▶ _TASK DIRECTIONS_:
In the records below, find the line that contains "Convert this document image to plain text.", then write out that line and each one after it exactly, up to and including the last.

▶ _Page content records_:
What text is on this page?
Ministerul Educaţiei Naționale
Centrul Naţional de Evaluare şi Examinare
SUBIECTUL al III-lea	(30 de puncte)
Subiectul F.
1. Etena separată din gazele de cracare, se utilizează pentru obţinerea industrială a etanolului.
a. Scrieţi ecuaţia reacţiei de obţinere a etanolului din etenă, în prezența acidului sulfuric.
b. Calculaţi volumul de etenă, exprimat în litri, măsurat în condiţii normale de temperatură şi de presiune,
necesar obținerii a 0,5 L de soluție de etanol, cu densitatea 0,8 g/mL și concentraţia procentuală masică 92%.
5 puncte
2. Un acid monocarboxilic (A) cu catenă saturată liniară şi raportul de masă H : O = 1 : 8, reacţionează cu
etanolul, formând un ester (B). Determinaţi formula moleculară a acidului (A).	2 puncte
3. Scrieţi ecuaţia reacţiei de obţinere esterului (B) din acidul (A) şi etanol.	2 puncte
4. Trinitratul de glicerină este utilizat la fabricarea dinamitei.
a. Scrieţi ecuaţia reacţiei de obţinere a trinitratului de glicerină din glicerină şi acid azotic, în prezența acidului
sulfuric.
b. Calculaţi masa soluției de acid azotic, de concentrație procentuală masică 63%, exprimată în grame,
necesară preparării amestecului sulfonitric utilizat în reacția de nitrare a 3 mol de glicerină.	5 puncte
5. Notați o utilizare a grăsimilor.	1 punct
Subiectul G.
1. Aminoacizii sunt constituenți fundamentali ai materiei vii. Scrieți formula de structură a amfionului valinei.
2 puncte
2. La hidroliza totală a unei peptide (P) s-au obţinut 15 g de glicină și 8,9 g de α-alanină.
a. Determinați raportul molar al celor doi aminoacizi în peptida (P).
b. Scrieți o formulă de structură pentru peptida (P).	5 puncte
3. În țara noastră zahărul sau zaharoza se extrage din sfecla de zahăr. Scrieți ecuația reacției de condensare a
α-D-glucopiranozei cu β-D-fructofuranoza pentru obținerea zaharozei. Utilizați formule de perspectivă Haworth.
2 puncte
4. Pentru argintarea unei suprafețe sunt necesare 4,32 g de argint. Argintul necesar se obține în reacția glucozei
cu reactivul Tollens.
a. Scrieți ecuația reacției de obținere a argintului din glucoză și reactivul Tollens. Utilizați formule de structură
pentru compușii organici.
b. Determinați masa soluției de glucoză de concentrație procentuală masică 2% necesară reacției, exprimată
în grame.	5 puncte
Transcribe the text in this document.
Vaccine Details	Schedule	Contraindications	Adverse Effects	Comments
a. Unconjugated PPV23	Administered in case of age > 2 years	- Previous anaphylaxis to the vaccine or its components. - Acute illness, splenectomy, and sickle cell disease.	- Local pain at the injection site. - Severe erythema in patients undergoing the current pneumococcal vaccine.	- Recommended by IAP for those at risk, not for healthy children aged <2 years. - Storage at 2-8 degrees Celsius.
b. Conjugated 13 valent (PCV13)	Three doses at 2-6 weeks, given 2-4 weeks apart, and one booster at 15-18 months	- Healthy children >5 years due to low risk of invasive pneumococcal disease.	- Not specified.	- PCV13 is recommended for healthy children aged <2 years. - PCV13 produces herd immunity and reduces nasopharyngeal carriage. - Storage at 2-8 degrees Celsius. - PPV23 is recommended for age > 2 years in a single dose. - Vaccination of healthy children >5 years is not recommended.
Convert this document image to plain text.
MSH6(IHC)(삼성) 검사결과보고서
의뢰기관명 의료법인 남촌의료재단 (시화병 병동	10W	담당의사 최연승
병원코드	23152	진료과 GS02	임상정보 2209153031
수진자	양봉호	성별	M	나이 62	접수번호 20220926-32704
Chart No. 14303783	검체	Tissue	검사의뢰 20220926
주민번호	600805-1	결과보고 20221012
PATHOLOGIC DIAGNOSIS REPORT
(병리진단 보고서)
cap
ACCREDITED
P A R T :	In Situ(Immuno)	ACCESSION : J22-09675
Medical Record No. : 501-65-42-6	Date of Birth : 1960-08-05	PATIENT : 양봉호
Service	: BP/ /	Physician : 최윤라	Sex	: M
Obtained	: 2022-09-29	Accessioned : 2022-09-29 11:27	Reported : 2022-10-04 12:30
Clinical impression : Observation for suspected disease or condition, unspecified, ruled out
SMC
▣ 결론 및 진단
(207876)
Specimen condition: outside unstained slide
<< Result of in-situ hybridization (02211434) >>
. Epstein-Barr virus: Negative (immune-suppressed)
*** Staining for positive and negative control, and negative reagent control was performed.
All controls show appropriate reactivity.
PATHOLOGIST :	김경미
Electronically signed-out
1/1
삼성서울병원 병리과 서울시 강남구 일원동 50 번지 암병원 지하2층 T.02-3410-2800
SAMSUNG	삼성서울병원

▶ _YOUR SOLUTION_:
Convert this document image to plain text.
MSH6(IHC)(삼성) 검사결과보고서
의뢰기관명 의료법인 남촌의료재단 (시화병 병동	10W	담당의사 최연승
병원코드	23152	진료과 GS02	임상정보 2209153031
수진자	양봉호	성별	M	나이 62	접수번호 20220926-32704
Chart No. 14303783	검체	Tissue	검사의뢰 20220926
주민번호	600805-1	결과보고 20221012
PATHOLOGIC DIAGNOSIS REPORT
(병리진단 보고서)
cap
ACCREDITED
P A R T :	In Situ(Immuno)	ACCESSION : J22-09675
Medical Record No. : 501-65-42-6	Date of Birth : 1960-08-05	PATIENT : 양봉호
Service	: BP/ /	Physician : 최윤라	Sex	: M
Obtained	: 2022-09-29	Accessioned : 2022-09-29 11:27	Reported : 2022-10-04 12:30
Clinical impression : Observation for suspected disease or condition, unspecified, ruled out
SMC
▣ 결론 및 진단
(207876)
Specimen condition: outside unstained slide
<< Result of in-situ hybridization (02211434) >>
. Epstein-Barr virus: Negative (immune-suppressed)
*** Staining for positive and negative control, and negative reagent control was performed.
All controls show appropriate reactivity.
PATHOLOGIST :	김경미
Electronically signed-out
1/1
삼성서울병원 병리과 서울시 강남구 일원동 50 번지 암병원 지하2층 T.02-3410-2800
SAMSUNG	삼성서울병원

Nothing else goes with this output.